[Saved entries]
● ● ●

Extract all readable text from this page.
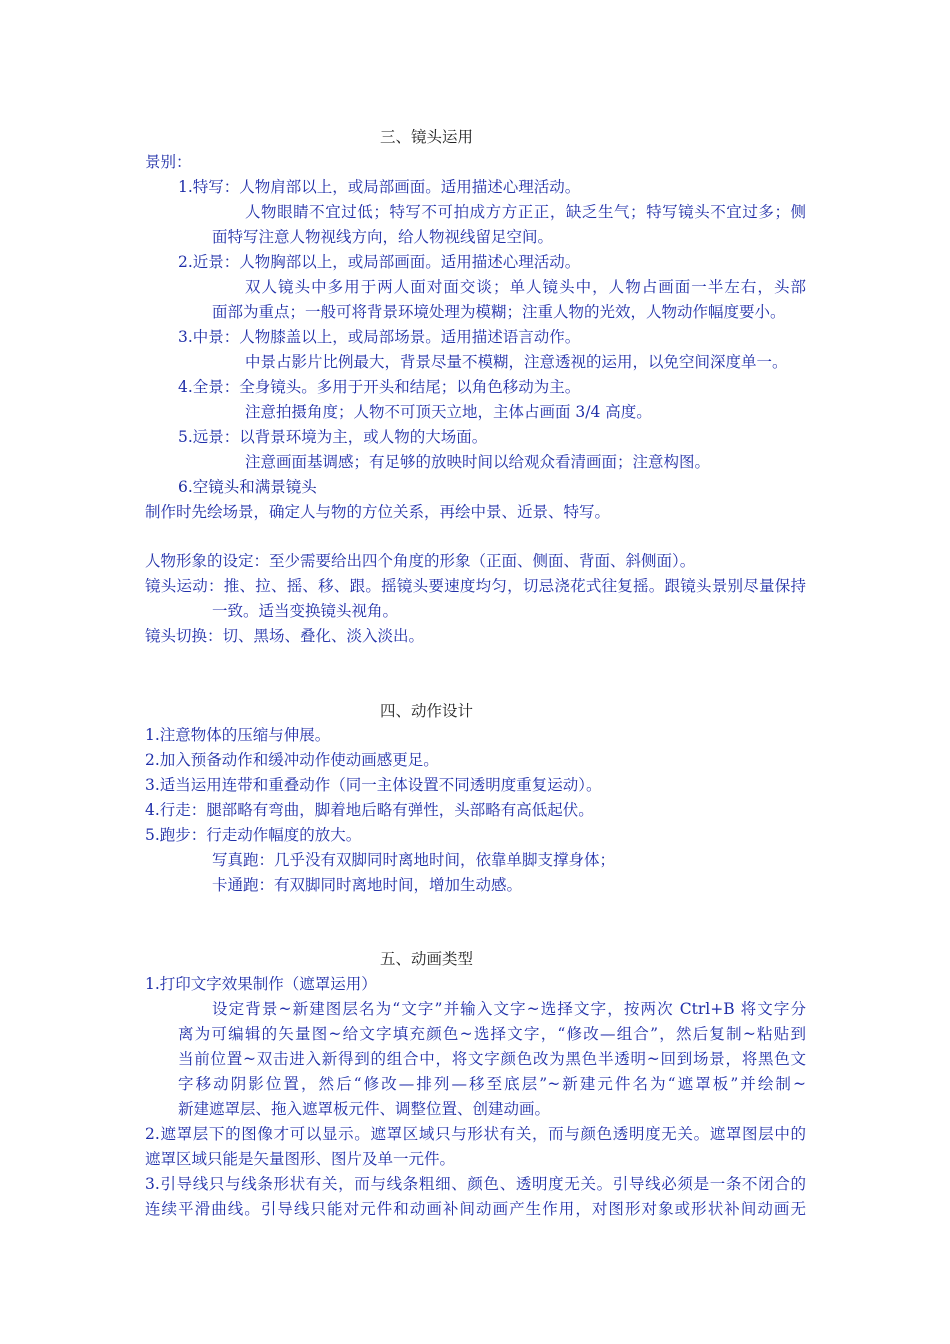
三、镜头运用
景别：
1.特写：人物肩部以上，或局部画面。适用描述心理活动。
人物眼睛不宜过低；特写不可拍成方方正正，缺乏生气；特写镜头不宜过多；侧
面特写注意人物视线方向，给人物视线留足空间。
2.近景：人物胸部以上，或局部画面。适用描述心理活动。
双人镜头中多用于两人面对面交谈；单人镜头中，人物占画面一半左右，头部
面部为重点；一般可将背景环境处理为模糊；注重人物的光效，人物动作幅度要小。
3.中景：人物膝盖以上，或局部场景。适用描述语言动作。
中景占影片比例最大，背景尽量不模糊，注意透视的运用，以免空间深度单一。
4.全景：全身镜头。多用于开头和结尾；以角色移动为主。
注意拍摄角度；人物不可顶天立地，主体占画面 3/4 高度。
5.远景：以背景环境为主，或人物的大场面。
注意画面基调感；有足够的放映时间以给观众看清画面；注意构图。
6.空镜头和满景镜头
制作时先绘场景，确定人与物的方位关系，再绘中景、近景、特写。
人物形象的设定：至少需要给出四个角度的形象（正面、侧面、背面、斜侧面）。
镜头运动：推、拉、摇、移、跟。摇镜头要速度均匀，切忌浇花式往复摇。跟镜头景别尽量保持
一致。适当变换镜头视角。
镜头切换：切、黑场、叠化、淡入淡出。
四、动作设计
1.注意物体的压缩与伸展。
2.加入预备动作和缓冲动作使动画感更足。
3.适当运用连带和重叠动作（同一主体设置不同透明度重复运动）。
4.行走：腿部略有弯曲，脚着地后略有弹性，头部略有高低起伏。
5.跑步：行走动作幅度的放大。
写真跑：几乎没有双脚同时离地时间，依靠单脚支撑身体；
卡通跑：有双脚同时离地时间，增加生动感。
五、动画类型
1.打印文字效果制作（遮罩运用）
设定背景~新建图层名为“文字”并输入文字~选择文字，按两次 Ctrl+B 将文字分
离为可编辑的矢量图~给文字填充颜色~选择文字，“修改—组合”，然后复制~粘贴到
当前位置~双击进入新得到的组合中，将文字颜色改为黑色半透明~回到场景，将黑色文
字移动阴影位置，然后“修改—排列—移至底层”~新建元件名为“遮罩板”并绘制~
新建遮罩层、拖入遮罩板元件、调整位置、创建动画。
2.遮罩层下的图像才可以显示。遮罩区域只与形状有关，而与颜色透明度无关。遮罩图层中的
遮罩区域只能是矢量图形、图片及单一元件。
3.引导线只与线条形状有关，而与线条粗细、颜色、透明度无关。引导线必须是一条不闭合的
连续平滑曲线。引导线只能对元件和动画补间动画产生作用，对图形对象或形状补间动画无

● ● ●

=== Short exercise ===
Quote the records in their entirety, keeping the wording exact and excluding pictures.

=== Solution for this task ===
Extract all readable text from this page.
三、镜头运用
景别：
1.特写：人物肩部以上，或局部画面。适用描述心理活动。
人物眼睛不宜过低；特写不可拍成方方正正，缺乏生气；特写镜头不宜过多；侧
面特写注意人物视线方向，给人物视线留足空间。
2.近景：人物胸部以上，或局部画面。适用描述心理活动。
双人镜头中多用于两人面对面交谈；单人镜头中，人物占画面一半左右，头部
面部为重点；一般可将背景环境处理为模糊；注重人物的光效，人物动作幅度要小。
3.中景：人物膝盖以上，或局部场景。适用描述语言动作。
中景占影片比例最大，背景尽量不模糊，注意透视的运用，以免空间深度单一。
4.全景：全身镜头。多用于开头和结尾；以角色移动为主。
注意拍摄角度；人物不可顶天立地，主体占画面 3/4 高度。
5.远景：以背景环境为主，或人物的大场面。
注意画面基调感；有足够的放映时间以给观众看清画面；注意构图。
6.空镜头和满景镜头
制作时先绘场景，确定人与物的方位关系，再绘中景、近景、特写。
人物形象的设定：至少需要给出四个角度的形象（正面、侧面、背面、斜侧面）。
镜头运动：推、拉、摇、移、跟。摇镜头要速度均匀，切忌浇花式往复摇。跟镜头景别尽量保持
一致。适当变换镜头视角。
镜头切换：切、黑场、叠化、淡入淡出。
四、动作设计
1.注意物体的压缩与伸展。
2.加入预备动作和缓冲动作使动画感更足。
3.适当运用连带和重叠动作（同一主体设置不同透明度重复运动）。
4.行走：腿部略有弯曲，脚着地后略有弹性，头部略有高低起伏。
5.跑步：行走动作幅度的放大。
写真跑：几乎没有双脚同时离地时间，依靠单脚支撑身体；
卡通跑：有双脚同时离地时间，增加生动感。
五、动画类型
1.打印文字效果制作（遮罩运用）
设定背景~新建图层名为“文字”并输入文字~选择文字，按两次 Ctrl+B 将文字分
离为可编辑的矢量图~给文字填充颜色~选择文字，“修改—组合”，然后复制~粘贴到
当前位置~双击进入新得到的组合中，将文字颜色改为黑色半透明~回到场景，将黑色文
字移动阴影位置，然后“修改—排列—移至底层”~新建元件名为“遮罩板”并绘制~
新建遮罩层、拖入遮罩板元件、调整位置、创建动画。
2.遮罩层下的图像才可以显示。遮罩区域只与形状有关，而与颜色透明度无关。遮罩图层中的
遮罩区域只能是矢量图形、图片及单一元件。
3.引导线只与线条形状有关，而与线条粗细、颜色、透明度无关。引导线必须是一条不闭合的
连续平滑曲线。引导线只能对元件和动画补间动画产生作用，对图形对象或形状补间动画无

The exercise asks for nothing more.